Work to complete>
A - Please sum up the ditcher thread below in two sentences.
B - Render this sentence from the ditcher thread in Spanish: "Had to stitch weld in two inch passes to keep the weld and high carbon base metal from cracking."

Page>
# # # #

# Rework cutting edge of a ditcher



## Nutfarmer (May 8, 2022)

After years of use the tool we pull irrigation ditches with just wasn’t doing it. New blades are not available and couldn’t find replacement steel.  Out to the scrap iron pile to find a used blade that came from Kenco. They use a submerged arc process to embed broken carbide on the cutting edge. Cut off the old steel and welded in the replacement edge.


----------



## FOMOGO (May 8, 2022)

Nice fix. Mike


----------



## Martin W (May 9, 2022)

Nice job! Looks like you got your moneys worth out of that old cutting edge. Should be good for another 50 years.
Martin


----------



## markba633csi (May 9, 2022)

Looks like you have a well-equipped scrapyard!
What type rod did you use?
-Mark


----------



## Nutfarmer (May 9, 2022)

Used 6011 for the root pass then 7018 for fill. Had to stitch weld in two inch passes to keep the weld and high carbon base metal from cracking. Scrap pile is almost a must to keep farm equipment running. It is amazing how much  can be repurposed with a little thought. I would be broke if I had to hire out repairs. Couple days work 5 pounds of rod and a little hard face and it's back in service. When we irrigate there is two thousand gallons a minute running. Pull a poor ditch and it breaks making one heck of a mess.


----------

# # # #

Dataset content>
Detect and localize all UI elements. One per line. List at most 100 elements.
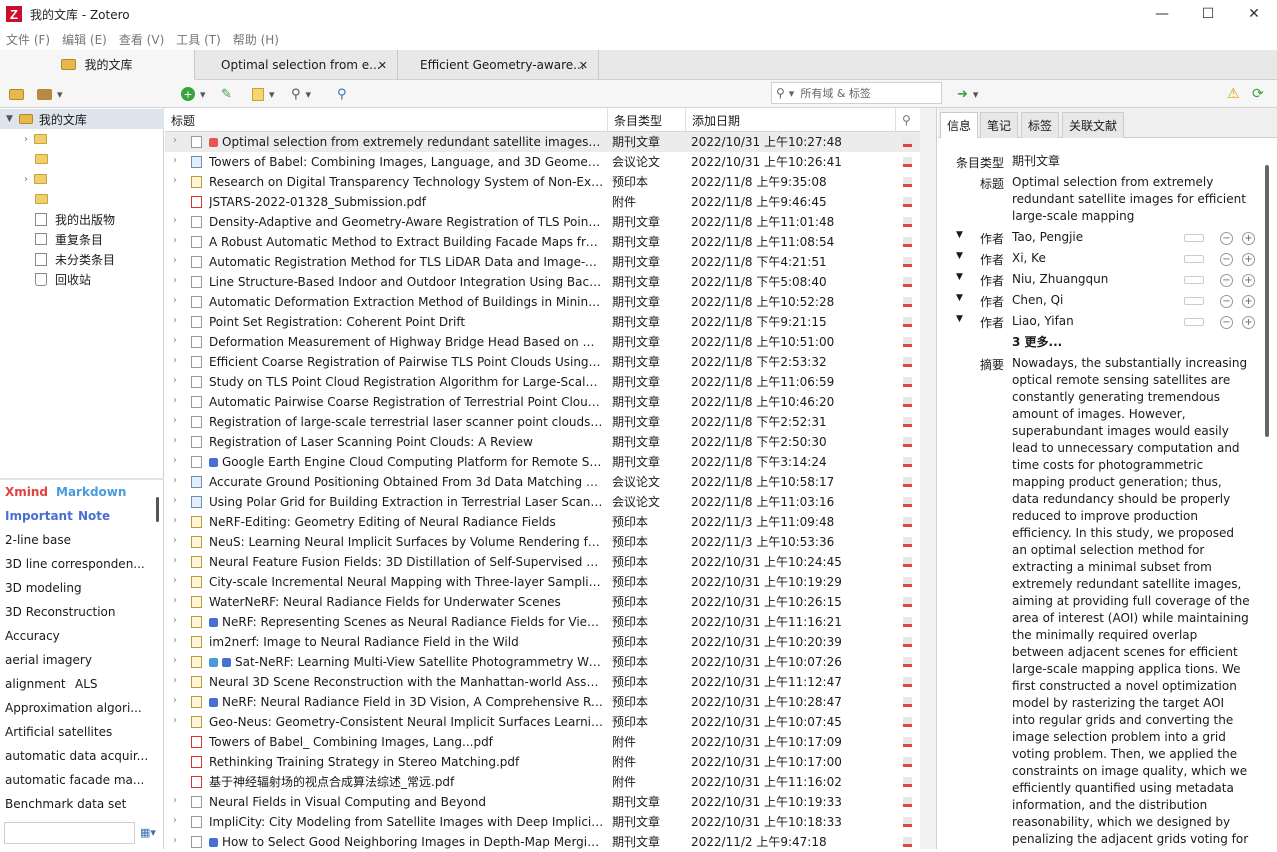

# # # #

Answers per task>
A - After years of use, the tool used to pull irrigation ditches no longer worked, and with no new blades or replacement steel available, the original poster cut off the old steel and welded in an edge from a used Kenco blade found on the scrap iron pile, which has broken carbide embedded by a submerged arc process. Asked what rod was used, the poster answered 6011 for the root pass and 7018 for fill, stitch welded in two inch passes to keep the weld and high carbon base metal from cracking, and after a couple days of work the tool was back in service.

B - Hubo que soldar a puntadas en pasadas de dos pulgadas para evitar que la soldadura y el metal base de alto carbono se agrietaran.